(Saved entries)
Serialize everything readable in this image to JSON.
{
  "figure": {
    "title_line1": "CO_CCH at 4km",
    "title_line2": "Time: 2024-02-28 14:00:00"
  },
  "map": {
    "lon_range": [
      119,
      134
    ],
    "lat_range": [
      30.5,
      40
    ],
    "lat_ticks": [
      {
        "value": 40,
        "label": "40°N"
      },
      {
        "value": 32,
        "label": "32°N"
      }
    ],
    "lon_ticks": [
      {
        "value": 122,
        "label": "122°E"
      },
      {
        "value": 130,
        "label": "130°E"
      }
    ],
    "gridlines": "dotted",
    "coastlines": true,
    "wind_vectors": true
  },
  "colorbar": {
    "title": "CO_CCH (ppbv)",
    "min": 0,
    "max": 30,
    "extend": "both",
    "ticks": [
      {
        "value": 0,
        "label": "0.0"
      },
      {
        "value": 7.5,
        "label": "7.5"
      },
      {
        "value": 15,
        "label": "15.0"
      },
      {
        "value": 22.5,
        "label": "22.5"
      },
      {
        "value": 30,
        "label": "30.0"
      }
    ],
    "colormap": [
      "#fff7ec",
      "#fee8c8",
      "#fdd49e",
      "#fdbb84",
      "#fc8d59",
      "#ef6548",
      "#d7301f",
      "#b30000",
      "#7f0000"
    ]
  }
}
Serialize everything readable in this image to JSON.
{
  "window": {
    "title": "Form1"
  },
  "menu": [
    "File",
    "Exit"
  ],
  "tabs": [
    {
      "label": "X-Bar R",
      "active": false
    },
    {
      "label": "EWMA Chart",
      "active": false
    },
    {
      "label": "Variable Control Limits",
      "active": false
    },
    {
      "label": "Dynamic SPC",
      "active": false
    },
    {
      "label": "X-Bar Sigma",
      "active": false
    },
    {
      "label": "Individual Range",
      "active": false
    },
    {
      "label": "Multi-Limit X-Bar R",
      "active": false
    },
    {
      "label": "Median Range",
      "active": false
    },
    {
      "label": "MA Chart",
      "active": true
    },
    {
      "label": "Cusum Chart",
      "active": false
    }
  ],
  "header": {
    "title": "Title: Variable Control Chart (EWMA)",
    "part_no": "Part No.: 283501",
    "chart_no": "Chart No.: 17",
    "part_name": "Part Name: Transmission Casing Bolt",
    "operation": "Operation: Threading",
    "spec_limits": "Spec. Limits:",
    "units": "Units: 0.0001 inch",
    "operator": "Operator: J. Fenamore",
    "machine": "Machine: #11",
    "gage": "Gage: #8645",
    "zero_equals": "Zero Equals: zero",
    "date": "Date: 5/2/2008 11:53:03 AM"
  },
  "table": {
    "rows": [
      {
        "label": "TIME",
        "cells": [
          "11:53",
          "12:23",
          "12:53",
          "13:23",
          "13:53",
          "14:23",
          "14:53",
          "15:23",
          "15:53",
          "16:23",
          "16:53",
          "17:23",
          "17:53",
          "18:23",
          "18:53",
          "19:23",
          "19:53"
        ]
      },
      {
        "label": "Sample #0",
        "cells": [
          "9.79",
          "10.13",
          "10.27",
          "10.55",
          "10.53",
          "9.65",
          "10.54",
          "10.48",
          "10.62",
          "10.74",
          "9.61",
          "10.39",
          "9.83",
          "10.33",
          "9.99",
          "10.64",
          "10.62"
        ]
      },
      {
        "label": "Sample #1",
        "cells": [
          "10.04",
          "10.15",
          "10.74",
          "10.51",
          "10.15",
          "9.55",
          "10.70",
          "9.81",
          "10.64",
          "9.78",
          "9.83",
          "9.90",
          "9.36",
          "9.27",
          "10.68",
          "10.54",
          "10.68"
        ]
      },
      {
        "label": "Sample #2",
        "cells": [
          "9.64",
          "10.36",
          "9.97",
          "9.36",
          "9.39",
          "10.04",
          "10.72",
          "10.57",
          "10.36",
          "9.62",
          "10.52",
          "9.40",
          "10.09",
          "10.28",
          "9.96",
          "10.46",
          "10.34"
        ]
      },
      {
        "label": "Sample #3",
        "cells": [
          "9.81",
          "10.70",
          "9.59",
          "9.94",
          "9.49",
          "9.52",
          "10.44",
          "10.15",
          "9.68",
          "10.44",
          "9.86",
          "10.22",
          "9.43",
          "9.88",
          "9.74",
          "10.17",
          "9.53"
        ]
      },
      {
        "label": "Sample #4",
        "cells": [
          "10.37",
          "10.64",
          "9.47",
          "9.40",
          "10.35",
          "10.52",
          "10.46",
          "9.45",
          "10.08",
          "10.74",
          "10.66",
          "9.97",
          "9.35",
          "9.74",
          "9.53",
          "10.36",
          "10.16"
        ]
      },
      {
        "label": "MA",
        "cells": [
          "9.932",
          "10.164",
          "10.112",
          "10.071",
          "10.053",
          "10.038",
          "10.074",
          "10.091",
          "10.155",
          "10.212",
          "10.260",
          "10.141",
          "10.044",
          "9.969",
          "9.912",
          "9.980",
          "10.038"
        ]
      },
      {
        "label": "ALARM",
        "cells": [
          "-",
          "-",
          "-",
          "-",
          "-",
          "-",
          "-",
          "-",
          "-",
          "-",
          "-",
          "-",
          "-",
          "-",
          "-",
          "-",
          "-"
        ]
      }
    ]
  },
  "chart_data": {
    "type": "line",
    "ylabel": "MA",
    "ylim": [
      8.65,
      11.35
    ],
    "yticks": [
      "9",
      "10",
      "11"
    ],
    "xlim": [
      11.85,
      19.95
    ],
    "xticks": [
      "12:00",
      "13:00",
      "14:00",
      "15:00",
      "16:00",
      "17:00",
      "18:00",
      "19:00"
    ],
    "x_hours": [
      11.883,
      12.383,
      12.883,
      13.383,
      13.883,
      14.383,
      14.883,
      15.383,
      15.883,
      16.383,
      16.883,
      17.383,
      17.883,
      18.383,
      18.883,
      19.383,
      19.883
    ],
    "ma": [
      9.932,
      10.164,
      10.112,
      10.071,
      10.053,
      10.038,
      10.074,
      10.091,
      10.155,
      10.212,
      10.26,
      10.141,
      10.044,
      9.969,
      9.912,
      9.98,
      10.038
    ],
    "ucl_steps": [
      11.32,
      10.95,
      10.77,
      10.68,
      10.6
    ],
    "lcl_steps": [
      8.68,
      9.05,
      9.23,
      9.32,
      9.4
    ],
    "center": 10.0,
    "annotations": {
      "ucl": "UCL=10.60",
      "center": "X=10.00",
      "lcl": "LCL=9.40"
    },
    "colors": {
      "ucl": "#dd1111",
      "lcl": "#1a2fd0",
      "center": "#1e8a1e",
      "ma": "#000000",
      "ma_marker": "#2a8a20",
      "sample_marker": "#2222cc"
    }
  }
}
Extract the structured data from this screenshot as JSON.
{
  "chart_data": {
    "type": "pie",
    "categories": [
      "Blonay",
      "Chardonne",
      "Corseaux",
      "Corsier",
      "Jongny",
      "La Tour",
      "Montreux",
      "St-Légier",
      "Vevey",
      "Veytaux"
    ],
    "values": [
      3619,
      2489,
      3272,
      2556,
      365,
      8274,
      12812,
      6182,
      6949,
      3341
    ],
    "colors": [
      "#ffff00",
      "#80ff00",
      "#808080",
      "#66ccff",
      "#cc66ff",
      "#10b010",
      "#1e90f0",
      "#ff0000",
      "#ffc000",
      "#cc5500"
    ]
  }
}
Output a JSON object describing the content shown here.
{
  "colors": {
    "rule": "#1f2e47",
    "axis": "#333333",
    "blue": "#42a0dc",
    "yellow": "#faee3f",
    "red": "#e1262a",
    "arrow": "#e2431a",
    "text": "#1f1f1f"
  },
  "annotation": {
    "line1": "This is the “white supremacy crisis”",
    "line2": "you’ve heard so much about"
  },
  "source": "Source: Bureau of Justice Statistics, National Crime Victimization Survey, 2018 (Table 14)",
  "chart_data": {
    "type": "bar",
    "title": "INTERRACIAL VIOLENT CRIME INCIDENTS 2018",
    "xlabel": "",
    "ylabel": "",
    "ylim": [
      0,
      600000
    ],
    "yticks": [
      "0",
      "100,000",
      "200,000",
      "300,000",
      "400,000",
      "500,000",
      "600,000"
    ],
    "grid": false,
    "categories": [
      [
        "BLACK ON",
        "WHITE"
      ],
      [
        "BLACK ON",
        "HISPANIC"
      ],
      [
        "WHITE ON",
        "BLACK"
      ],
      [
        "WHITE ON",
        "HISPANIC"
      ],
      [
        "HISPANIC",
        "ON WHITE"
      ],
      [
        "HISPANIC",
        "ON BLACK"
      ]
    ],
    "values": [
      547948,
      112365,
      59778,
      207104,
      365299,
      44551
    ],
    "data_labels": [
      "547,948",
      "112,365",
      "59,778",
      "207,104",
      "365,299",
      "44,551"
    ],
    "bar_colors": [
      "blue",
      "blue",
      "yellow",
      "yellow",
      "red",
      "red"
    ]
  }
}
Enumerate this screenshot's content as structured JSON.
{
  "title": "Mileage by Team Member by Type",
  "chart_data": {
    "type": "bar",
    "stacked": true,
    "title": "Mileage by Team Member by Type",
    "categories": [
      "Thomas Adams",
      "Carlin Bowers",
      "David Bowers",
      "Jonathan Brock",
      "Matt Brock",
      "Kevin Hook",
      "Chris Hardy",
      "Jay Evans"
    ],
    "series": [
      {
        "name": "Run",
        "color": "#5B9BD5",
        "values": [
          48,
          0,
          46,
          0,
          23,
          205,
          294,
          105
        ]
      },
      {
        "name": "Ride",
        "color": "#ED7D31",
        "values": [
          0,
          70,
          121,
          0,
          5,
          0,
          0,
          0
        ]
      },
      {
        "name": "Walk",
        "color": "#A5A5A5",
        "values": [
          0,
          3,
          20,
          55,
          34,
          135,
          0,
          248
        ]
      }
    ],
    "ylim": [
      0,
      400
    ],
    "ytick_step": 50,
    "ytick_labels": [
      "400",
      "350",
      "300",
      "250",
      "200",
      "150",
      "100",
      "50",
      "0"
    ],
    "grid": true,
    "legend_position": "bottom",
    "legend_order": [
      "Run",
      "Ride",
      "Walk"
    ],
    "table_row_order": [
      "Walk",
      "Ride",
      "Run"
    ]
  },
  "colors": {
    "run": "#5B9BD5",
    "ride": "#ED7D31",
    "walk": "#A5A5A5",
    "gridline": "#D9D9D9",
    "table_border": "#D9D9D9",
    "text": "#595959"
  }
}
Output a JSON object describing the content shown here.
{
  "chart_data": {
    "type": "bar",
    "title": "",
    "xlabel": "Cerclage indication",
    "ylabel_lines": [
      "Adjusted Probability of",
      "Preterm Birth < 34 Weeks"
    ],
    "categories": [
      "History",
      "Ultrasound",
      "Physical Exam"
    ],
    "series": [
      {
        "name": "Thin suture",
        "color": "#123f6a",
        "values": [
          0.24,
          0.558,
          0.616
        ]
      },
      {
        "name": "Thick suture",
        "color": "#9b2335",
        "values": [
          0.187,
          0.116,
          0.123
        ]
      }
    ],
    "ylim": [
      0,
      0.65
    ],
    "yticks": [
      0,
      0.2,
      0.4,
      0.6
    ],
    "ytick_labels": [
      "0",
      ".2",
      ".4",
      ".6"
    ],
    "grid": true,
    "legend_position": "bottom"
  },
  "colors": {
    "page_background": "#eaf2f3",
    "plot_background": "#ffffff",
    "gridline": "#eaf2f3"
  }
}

EXERCISE GOAL — Which lines hold the word "center"? Return all of them from the records above.

SOLUTION TO THIS TASK —
    "center": 10.0,
      "center": "X=10.00",
      "center": "#1e8a1e",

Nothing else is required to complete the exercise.